▶ [Text]

☆ ☆ ☆ ☆ ☆ ☆ ☆

Also, I realize that I could use the break keyword here, but most of these pseudocode function calls inside main_loop are not really encapsulated as functions, simply because they would need to either have many arguments or they would all need access to member variables. Both of these cases would be more confusing, in my opinion, than simply leaving main_loop as a longer function, and because of the length of the big while loop, a statement like goto loop_end seems to read clearer to me.
Now for the question: Would this solution make you uncomfortable if you were to write it in your own code? It does feel a little wrong to me, but then I've never made use of the goto statement before in C++ code -- hence my request for help from experts. Are there any other basic ideas which I am missing that would make this code clearer?
Thanks.
Avoiding the use of goto is a pretty solid thing to do in object oriented development in general.
In your case, why not just use break to exit the loop?
while (true)
{
if (condition_is_met)
{
// cleanup
break;
}
}
As for your question: your use of goto would make me uncomfortable. The only reason that break is less readable is your admittance to not being a strong C++ developer. To any seasoned developer of a C-like language, break will both read better, as well as provide a cleaner solution than goto.
In particular, I simply do not agree that
if (something)
{
goto loop_end;
}
is more readable than
if (something)
{
break;
}
which literally says the same thing with built-in syntax.
With your one, singular condition which causes the loop to break early I would simply use a break. No need for a goto that's what break is for.
However, if any of those function calls can throw an exception or if you end up needing multiple breaks I would prefer an RAII style container, this is the exact sort of thing destructors are for. You always perform the call to DeInitializeHardware, so...
// todo: add error checking if needed
class HardwareWrapper {
public:
HardwareWrapper(Hardware *pH)
: _pHardware(pH) {
InitializeAndCheckHardware(_pHardware);
}
~HardwareWrapper() {
DeInitializeHardware(_pHardware);
}
const Hardware *getHardware() const {
return _pHardware;
}
const Hardware *operator->() const {
return _pHardware;
}
const Hardware& operator*() const {
return *_pHardware;
}
private:
Hardware *_pHardware;
// if you don't want to allow copies...
HardwareWrapper(const HardwareWrapper &other);
HardwareWrapper& operator=(const HardwareWrapper &other);
}
// ...
void ControlLoop::main_loop()
{
HardwareWrapper hw(pHardware);
// code
}
Now, no matter what happens, you will always call DeInitializeHardware when that function returns.

☆ ☆ ☆ ☆ ☆ ☆ ☆

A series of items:
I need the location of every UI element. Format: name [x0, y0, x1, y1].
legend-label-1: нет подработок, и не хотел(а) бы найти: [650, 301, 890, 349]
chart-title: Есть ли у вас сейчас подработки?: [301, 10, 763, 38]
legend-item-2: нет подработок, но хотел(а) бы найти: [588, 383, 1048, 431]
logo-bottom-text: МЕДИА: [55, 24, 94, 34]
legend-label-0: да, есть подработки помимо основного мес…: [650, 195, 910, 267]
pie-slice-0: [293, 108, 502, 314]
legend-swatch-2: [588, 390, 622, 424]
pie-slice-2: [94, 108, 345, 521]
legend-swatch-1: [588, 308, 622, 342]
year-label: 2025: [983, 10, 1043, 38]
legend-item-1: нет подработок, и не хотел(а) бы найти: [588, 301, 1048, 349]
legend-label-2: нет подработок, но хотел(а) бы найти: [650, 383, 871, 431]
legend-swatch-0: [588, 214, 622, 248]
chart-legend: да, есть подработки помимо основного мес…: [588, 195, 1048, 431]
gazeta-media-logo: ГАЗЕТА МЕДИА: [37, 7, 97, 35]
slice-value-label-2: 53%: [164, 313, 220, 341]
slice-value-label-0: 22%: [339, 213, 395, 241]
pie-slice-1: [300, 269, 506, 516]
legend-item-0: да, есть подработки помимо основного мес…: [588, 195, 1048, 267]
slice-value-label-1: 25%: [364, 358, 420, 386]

☆ ☆ ☆ ☆ ☆ ☆ ☆

▶ [Challenge]
Answer these questions about the thread on goto in C++:
1. What two needs keep the calls inside main_loop from being encapsulated as functions?
2. In what kind of development does one reply call avoiding goto a pretty solid thing to do?
3. Which function does the HardwareWrapper constructor call?
Rely only on the text for your answers.

▶ [Worked answer]
1. They would either need many arguments or all need access to member variables.
2. Object oriented development in general.
3. InitializeAndCheckHardware.